#### Given exercise:
Provide the records once more, identical to the original.

#### Provided information:
+ + + +
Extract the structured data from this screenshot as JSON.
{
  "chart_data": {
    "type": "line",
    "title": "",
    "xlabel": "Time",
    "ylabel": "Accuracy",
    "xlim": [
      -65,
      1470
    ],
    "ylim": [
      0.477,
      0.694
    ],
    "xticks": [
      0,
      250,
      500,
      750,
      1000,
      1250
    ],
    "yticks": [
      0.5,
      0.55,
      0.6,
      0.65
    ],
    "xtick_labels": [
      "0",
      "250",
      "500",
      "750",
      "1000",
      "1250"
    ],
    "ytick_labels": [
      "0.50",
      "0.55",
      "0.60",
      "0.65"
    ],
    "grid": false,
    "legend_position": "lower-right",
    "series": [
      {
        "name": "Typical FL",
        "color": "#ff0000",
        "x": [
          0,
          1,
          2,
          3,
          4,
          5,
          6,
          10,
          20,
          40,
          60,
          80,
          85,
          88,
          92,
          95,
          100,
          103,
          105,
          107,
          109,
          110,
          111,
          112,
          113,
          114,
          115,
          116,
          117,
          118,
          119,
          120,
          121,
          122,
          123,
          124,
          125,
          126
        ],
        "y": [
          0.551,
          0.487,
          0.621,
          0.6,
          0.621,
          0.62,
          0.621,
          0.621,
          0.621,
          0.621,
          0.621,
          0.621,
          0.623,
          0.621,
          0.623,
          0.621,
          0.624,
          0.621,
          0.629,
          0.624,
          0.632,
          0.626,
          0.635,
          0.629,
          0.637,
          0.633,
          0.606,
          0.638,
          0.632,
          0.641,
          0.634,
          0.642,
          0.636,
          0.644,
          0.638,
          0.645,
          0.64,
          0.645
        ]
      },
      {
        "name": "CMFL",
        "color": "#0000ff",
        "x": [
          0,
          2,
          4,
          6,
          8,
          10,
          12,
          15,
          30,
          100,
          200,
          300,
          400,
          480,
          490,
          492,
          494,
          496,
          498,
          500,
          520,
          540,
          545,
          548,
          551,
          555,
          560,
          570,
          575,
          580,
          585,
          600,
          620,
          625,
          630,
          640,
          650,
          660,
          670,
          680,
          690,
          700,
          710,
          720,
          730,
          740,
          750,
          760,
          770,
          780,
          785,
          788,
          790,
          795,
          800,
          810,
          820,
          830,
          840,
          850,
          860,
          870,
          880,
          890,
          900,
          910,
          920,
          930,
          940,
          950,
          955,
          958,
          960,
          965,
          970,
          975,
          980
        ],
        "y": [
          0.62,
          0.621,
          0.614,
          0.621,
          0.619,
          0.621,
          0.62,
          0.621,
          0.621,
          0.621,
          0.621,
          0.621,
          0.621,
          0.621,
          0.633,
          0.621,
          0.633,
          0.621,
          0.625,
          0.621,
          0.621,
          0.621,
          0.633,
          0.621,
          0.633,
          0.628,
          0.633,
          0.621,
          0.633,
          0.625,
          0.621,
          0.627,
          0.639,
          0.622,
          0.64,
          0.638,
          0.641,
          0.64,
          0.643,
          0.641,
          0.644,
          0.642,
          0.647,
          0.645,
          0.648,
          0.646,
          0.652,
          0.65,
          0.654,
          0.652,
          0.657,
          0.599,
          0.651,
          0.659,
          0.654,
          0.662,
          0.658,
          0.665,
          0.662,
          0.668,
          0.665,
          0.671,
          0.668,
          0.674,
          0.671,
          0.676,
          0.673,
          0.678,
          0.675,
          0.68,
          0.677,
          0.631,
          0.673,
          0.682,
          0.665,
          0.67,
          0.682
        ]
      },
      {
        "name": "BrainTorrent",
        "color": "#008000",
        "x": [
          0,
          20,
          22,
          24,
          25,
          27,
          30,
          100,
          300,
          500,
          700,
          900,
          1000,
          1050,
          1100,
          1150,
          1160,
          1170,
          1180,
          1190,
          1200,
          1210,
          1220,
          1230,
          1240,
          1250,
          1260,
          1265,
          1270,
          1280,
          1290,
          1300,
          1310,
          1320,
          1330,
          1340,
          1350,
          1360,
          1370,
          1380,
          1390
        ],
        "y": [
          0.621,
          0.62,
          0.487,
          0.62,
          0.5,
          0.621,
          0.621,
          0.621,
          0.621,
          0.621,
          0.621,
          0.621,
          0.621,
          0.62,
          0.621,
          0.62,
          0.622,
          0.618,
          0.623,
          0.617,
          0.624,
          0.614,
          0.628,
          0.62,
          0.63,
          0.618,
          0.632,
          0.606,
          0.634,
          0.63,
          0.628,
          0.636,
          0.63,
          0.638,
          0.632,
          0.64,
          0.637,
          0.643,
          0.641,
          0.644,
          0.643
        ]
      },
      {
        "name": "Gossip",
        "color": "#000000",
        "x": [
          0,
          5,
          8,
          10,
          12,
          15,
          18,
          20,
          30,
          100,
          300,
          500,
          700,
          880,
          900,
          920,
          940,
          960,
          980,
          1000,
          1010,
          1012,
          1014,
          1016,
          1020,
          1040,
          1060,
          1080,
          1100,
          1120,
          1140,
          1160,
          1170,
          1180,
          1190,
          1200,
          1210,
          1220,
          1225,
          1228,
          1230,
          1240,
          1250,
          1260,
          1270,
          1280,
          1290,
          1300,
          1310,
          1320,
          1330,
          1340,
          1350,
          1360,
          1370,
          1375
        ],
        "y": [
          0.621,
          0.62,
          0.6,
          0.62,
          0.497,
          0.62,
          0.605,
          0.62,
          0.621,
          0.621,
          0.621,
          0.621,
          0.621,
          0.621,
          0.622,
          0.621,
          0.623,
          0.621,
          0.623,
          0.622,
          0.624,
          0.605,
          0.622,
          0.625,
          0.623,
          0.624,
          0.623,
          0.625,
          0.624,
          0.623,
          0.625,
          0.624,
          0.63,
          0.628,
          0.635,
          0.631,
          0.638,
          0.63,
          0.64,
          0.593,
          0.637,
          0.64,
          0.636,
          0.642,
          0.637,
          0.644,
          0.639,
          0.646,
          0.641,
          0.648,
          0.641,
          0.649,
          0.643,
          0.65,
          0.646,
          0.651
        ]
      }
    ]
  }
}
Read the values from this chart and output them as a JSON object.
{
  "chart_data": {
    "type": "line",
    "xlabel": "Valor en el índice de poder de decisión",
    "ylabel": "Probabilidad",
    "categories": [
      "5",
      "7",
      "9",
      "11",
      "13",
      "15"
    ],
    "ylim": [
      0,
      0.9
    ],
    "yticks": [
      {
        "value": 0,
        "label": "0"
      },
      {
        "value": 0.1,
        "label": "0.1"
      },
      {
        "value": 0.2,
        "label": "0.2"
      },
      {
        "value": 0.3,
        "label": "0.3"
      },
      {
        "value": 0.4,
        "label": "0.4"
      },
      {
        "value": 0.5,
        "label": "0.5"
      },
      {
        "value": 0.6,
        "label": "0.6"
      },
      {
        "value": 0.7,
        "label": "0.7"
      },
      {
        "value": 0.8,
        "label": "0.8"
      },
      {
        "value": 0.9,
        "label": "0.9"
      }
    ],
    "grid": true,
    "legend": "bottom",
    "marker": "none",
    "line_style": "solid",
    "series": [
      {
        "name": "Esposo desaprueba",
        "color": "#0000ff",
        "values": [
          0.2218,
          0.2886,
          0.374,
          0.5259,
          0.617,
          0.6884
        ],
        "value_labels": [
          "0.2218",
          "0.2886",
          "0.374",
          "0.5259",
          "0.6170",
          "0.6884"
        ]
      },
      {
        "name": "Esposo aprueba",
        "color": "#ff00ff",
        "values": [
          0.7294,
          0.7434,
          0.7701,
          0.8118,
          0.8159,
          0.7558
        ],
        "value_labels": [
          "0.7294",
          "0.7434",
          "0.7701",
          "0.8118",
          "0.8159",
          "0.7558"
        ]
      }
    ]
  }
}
+ + + +
#### Expected answer:
Extract the structured data from this screenshot as JSON.
{
  "chart_data": {
    "type": "line",
    "title": "",
    "xlabel": "Time",
    "ylabel": "Accuracy",
    "xlim": [
      -65,
      1470
    ],
    "ylim": [
      0.477,
      0.694
    ],
    "xticks": [
      0,
      250,
      500,
      750,
      1000,
      1250
    ],
    "yticks": [
      0.5,
      0.55,
      0.6,
      0.65
    ],
    "xtick_labels": [
      "0",
      "250",
      "500",
      "750",
      "1000",
      "1250"
    ],
    "ytick_labels": [
      "0.50",
      "0.55",
      "0.60",
      "0.65"
    ],
    "grid": false,
    "legend_position": "lower-right",
    "series": [
      {
        "name": "Typical FL",
        "color": "#ff0000",
        "x": [
          0,
          1,
          2,
          3,
          4,
          5,
          6,
          10,
          20,
          40,
          60,
          80,
          85,
          88,
          92,
          95,
          100,
          103,
          105,
          107,
          109,
          110,
          111,
          112,
          113,
          114,
          115,
          116,
          117,
          118,
          119,
          120,
          121,
          122,
          123,
          124,
          125,
          126
        ],
        "y": [
          0.551,
          0.487,
          0.621,
          0.6,
          0.621,
          0.62,
          0.621,
          0.621,
          0.621,
          0.621,
          0.621,
          0.621,
          0.623,
          0.621,
          0.623,
          0.621,
          0.624,
          0.621,
          0.629,
          0.624,
          0.632,
          0.626,
          0.635,
          0.629,
          0.637,
          0.633,
          0.606,
          0.638,
          0.632,
          0.641,
          0.634,
          0.642,
          0.636,
          0.644,
          0.638,
          0.645,
          0.64,
          0.645
        ]
      },
      {
        "name": "CMFL",
        "color": "#0000ff",
        "x": [
          0,
          2,
          4,
          6,
          8,
          10,
          12,
          15,
          30,
          100,
          200,
          300,
          400,
          480,
          490,
          492,
          494,
          496,
          498,
          500,
          520,
          540,
          545,
          548,
          551,
          555,
          560,
          570,
          575,
          580,
          585,
          600,
          620,
          625,
          630,
          640,
          650,
          660,
          670,
          680,
          690,
          700,
          710,
          720,
          730,
          740,
          750,
          760,
          770,
          780,
          785,
          788,
          790,
          795,
          800,
          810,
          820,
          830,
          840,
          850,
          860,
          870,
          880,
          890,
          900,
          910,
          920,
          930,
          940,
          950,
          955,
          958,
          960,
          965,
          970,
          975,
          980
        ],
        "y": [
          0.62,
          0.621,
          0.614,
          0.621,
          0.619,
          0.621,
          0.62,
          0.621,
          0.621,
          0.621,
          0.621,
          0.621,
          0.621,
          0.621,
          0.633,
          0.621,
          0.633,
          0.621,
          0.625,
          0.621,
          0.621,
          0.621,
          0.633,
          0.621,
          0.633,
          0.628,
          0.633,
          0.621,
          0.633,
          0.625,
          0.621,
          0.627,
          0.639,
          0.622,
          0.64,
          0.638,
          0.641,
          0.64,
          0.643,
          0.641,
          0.644,
          0.642,
          0.647,
          0.645,
          0.648,
          0.646,
          0.652,
          0.65,
          0.654,
          0.652,
          0.657,
          0.599,
          0.651,
          0.659,
          0.654,
          0.662,
          0.658,
          0.665,
          0.662,
          0.668,
          0.665,
          0.671,
          0.668,
          0.674,
          0.671,
          0.676,
          0.673,
          0.678,
          0.675,
          0.68,
          0.677,
          0.631,
          0.673,
          0.682,
          0.665,
          0.67,
          0.682
        ]
      },
      {
        "name": "BrainTorrent",
        "color": "#008000",
        "x": [
          0,
          20,
          22,
          24,
          25,
          27,
          30,
          100,
          300,
          500,
          700,
          900,
          1000,
          1050,
          1100,
          1150,
          1160,
          1170,
          1180,
          1190,
          1200,
          1210,
          1220,
          1230,
          1240,
          1250,
          1260,
          1265,
          1270,
          1280,
          1290,
          1300,
          1310,
          1320,
          1330,
          1340,
          1350,
          1360,
          1370,
          1380,
          1390
        ],
        "y": [
          0.621,
          0.62,
          0.487,
          0.62,
          0.5,
          0.621,
          0.621,
          0.621,
          0.621,
          0.621,
          0.621,
          0.621,
          0.621,
          0.62,
          0.621,
          0.62,
          0.622,
          0.618,
          0.623,
          0.617,
          0.624,
          0.614,
          0.628,
          0.62,
          0.63,
          0.618,
          0.632,
          0.606,
          0.634,
          0.63,
          0.628,
          0.636,
          0.63,
          0.638,
          0.632,
          0.64,
          0.637,
          0.643,
          0.641,
          0.644,
          0.643
        ]
      },
      {
        "name": "Gossip",
        "color": "#000000",
        "x": [
          0,
          5,
          8,
          10,
          12,
          15,
          18,
          20,
          30,
          100,
          300,
          500,
          700,
          880,
          900,
          920,
          940,
          960,
          980,
          1000,
          1010,
          1012,
          1014,
          1016,
          1020,
          1040,
          1060,
          1080,
          1100,
          1120,
          1140,
          1160,
          1170,
          1180,
          1190,
          1200,
          1210,
          1220,
          1225,
          1228,
          1230,
          1240,
          1250,
          1260,
          1270,
          1280,
          1290,
          1300,
          1310,
          1320,
          1330,
          1340,
          1350,
          1360,
          1370,
          1375
        ],
        "y": [
          0.621,
          0.62,
          0.6,
          0.62,
          0.497,
          0.62,
          0.605,
          0.62,
          0.621,
          0.621,
          0.621,
          0.621,
          0.621,
          0.621,
          0.622,
          0.621,
          0.623,
          0.621,
          0.623,
          0.622,
          0.624,
          0.605,
          0.622,
          0.625,
          0.623,
          0.624,
          0.623,
          0.625,
          0.624,
          0.623,
          0.625,
          0.624,
          0.63,
          0.628,
          0.635,
          0.631,
          0.638,
          0.63,
          0.64,
          0.593,
          0.637,
          0.64,
          0.636,
          0.642,
          0.637,
          0.644,
          0.639,
          0.646,
          0.641,
          0.648,
          0.641,
          0.649,
          0.643,
          0.65,
          0.646,
          0.651
        ]
      }
    ]
  }
}
Read the values from this chart and output them as a JSON object.
{
  "chart_data": {
    "type": "line",
    "xlabel": "Valor en el índice de poder de decisión",
    "ylabel": "Probabilidad",
    "categories": [
      "5",
      "7",
      "9",
      "11",
      "13",
      "15"
    ],
    "ylim": [
      0,
      0.9
    ],
    "yticks": [
      {
        "value": 0,
        "label": "0"
      },
      {
        "value": 0.1,
        "label": "0.1"
      },
      {
        "value": 0.2,
        "label": "0.2"
      },
      {
        "value": 0.3,
        "label": "0.3"
      },
      {
        "value": 0.4,
        "label": "0.4"
      },
      {
        "value": 0.5,
        "label": "0.5"
      },
      {
        "value": 0.6,
        "label": "0.6"
      },
      {
        "value": 0.7,
        "label": "0.7"
      },
      {
        "value": 0.8,
        "label": "0.8"
      },
      {
        "value": 0.9,
        "label": "0.9"
      }
    ],
    "grid": true,
    "legend": "bottom",
    "marker": "none",
    "line_style": "solid",
    "series": [
      {
        "name": "Esposo desaprueba",
        "color": "#0000ff",
        "values": [
          0.2218,
          0.2886,
          0.374,
          0.5259,
          0.617,
          0.6884
        ],
        "value_labels": [
          "0.2218",
          "0.2886",
          "0.374",
          "0.5259",
          "0.6170",
          "0.6884"
        ]
      },
      {
        "name": "Esposo aprueba",
        "color": "#ff00ff",
        "values": [
          0.7294,
          0.7434,
          0.7701,
          0.8118,
          0.8159,
          0.7558
        ],
        "value_labels": [
          "0.7294",
          "0.7434",
          "0.7701",
          "0.8118",
          "0.8159",
          "0.7558"
        ]
      }
    ]
  }
}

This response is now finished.